Work out how many lines hold "name". Give the number and nothing else.

■ Records from a data collection ■
....................

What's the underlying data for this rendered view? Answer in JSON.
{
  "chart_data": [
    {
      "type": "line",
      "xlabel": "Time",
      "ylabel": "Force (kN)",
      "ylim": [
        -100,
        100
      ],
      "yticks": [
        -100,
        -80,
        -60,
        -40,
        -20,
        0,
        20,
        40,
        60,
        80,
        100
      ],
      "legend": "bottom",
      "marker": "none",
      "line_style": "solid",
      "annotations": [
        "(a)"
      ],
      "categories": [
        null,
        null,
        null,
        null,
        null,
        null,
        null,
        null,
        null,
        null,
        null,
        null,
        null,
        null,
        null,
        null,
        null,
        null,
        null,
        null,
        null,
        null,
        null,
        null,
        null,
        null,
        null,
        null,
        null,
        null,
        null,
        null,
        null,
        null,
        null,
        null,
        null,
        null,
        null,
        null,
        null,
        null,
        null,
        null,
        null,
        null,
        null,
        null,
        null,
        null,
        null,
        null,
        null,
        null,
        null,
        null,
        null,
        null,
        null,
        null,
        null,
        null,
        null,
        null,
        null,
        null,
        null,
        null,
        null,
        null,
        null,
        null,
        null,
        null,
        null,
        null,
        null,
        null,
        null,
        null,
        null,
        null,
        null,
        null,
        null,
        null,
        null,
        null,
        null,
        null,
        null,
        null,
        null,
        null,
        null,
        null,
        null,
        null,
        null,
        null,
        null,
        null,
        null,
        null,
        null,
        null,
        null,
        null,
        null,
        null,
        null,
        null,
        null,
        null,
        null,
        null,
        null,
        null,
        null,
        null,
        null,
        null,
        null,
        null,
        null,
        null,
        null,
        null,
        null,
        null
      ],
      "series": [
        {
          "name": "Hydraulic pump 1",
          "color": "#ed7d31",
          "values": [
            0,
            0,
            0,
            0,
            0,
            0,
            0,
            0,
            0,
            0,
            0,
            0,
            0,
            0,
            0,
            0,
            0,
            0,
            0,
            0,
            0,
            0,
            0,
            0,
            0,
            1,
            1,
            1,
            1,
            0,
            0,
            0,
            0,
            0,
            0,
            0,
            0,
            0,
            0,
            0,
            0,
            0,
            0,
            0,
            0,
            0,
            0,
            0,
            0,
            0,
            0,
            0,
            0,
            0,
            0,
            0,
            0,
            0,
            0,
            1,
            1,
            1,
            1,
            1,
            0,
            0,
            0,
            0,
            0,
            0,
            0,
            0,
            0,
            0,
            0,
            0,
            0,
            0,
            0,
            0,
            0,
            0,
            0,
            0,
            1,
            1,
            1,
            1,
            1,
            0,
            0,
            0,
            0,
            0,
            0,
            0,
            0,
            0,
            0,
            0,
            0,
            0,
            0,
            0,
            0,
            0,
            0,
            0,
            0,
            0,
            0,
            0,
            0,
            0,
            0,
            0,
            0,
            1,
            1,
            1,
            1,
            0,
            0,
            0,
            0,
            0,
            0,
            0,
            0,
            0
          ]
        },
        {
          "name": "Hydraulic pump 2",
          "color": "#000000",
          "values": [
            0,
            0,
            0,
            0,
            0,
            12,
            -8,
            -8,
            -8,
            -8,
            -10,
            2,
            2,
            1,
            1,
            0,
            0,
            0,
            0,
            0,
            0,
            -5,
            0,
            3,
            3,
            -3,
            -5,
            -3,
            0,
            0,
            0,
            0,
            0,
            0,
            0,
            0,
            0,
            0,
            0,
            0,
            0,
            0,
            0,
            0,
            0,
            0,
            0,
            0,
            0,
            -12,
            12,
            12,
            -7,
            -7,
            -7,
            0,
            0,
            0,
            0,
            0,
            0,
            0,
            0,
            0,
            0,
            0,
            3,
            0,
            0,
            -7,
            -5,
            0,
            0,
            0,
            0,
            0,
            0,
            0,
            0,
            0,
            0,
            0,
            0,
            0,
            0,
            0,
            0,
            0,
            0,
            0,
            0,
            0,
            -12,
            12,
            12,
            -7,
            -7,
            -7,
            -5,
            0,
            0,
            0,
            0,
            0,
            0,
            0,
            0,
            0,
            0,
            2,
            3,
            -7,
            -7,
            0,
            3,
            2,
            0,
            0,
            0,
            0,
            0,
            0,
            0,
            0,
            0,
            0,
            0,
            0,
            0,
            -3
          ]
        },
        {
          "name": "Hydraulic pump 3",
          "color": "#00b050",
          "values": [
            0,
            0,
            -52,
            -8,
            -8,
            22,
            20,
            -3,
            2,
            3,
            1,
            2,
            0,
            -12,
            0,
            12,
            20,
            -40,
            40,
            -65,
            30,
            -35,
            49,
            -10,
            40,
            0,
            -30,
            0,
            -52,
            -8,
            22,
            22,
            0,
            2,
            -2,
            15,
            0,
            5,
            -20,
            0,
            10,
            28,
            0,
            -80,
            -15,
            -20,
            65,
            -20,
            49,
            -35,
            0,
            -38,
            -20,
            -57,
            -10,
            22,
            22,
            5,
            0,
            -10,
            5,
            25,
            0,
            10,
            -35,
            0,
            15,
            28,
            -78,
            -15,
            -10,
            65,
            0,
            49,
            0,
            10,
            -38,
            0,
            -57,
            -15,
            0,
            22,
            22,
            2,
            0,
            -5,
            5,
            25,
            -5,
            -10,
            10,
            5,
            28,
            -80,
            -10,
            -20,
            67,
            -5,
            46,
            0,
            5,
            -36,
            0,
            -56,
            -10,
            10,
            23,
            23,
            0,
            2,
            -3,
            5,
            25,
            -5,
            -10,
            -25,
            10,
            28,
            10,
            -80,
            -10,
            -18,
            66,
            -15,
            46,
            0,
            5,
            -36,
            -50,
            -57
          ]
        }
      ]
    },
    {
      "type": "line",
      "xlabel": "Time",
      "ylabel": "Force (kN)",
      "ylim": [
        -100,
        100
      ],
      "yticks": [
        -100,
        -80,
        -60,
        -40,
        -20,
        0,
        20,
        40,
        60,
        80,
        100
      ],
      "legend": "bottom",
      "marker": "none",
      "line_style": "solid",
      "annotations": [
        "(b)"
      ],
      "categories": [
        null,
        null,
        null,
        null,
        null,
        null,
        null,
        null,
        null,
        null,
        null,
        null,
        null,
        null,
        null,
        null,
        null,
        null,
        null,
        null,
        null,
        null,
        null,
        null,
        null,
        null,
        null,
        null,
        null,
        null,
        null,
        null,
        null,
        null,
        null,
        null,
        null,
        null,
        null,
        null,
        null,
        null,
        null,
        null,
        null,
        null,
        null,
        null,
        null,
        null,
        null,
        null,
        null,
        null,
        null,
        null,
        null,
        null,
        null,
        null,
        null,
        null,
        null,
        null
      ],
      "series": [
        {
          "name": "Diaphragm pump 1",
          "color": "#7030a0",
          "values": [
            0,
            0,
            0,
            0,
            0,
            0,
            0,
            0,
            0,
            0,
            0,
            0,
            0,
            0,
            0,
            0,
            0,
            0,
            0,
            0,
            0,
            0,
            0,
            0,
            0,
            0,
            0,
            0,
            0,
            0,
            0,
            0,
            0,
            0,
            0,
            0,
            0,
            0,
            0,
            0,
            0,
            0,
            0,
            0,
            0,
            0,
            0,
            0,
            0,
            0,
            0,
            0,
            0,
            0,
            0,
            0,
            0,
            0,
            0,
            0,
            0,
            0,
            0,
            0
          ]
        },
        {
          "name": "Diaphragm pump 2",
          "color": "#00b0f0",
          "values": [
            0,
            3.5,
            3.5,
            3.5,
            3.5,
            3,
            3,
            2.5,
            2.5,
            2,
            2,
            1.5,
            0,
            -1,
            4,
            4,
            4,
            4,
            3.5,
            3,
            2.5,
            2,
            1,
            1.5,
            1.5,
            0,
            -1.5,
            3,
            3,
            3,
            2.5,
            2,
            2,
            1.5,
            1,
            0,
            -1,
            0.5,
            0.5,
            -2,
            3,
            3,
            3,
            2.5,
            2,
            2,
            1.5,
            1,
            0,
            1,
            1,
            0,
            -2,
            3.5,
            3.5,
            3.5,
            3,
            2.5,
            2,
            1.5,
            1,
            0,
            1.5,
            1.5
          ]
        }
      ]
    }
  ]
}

....................

■ Task response ■
5